Which lines contain the word "China"? Return each of them as written.

_Records from a collection_
________
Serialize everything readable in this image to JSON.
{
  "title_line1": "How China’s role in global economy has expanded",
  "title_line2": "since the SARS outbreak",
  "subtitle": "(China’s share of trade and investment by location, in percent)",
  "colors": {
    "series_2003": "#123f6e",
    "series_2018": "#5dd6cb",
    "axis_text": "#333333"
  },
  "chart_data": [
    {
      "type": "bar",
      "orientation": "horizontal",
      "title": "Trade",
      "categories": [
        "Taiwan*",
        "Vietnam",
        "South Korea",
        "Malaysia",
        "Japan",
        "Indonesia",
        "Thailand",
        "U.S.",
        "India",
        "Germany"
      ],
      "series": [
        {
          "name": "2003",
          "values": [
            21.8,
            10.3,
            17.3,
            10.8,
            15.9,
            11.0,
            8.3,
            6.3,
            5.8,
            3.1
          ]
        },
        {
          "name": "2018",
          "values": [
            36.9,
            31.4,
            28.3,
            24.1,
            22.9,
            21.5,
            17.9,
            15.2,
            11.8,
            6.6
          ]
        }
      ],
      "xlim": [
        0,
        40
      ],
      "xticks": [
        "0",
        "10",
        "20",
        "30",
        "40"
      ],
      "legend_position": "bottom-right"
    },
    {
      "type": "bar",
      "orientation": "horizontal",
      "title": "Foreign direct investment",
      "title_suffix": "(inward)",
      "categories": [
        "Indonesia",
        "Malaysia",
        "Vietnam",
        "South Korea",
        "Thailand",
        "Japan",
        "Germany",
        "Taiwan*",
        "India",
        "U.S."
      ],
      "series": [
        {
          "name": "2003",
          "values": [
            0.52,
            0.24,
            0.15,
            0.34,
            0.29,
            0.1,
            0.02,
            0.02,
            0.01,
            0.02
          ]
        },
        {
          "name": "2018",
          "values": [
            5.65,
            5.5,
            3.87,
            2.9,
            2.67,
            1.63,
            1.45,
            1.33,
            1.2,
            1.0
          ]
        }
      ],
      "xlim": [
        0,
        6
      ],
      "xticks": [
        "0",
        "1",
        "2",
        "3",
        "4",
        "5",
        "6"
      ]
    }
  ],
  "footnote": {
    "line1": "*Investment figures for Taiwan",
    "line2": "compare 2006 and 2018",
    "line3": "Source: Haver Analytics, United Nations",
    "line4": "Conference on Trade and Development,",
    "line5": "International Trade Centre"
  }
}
________
_THE SOLUTION_
  "title_line1": "How China’s role in global economy has expanded",
  "subtitle": "(China’s share of trade and investment by location, in percent)",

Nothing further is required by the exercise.